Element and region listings
::::::

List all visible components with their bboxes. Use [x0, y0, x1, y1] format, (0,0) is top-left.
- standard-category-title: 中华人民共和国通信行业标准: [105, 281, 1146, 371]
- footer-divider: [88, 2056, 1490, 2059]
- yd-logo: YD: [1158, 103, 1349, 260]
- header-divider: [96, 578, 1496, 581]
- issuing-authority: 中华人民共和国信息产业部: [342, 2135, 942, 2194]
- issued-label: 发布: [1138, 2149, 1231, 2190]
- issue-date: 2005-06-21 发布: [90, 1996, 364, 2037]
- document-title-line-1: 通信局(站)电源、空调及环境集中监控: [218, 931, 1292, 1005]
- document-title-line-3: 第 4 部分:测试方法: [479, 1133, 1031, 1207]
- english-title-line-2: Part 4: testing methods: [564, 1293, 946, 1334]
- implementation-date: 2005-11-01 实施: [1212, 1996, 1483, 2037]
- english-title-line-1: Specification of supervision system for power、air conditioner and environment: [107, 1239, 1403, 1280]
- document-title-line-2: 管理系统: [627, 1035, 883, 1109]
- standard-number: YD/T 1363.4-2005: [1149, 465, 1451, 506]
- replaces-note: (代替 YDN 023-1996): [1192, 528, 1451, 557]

::::::

» **Exercise**: Copy out every line of the records above without changing a single character.

» **The completed task**:
List all visible components with their bboxes. Use [x0, y0, x1, y1] format, (0,0) is top-left.
- standard-category-title: 中华人民共和国通信行业标准: [105, 281, 1146, 371]
- footer-divider: [88, 2056, 1490, 2059]
- yd-logo: YD: [1158, 103, 1349, 260]
- header-divider: [96, 578, 1496, 581]
- issuing-authority: 中华人民共和国信息产业部: [342, 2135, 942, 2194]
- issued-label: 发布: [1138, 2149, 1231, 2190]
- issue-date: 2005-06-21 发布: [90, 1996, 364, 2037]
- document-title-line-1: 通信局(站)电源、空调及环境集中监控: [218, 931, 1292, 1005]
- document-title-line-3: 第 4 部分:测试方法: [479, 1133, 1031, 1207]
- english-title-line-2: Part 4: testing methods: [564, 1293, 946, 1334]
- implementation-date: 2005-11-01 实施: [1212, 1996, 1483, 2037]
- english-title-line-1: Specification of supervision system for power、air conditioner and environment: [107, 1239, 1403, 1280]
- document-title-line-2: 管理系统: [627, 1035, 883, 1109]
- standard-number: YD/T 1363.4-2005: [1149, 465, 1451, 506]
- replaces-note: (代替 YDN 023-1996): [1192, 528, 1451, 557]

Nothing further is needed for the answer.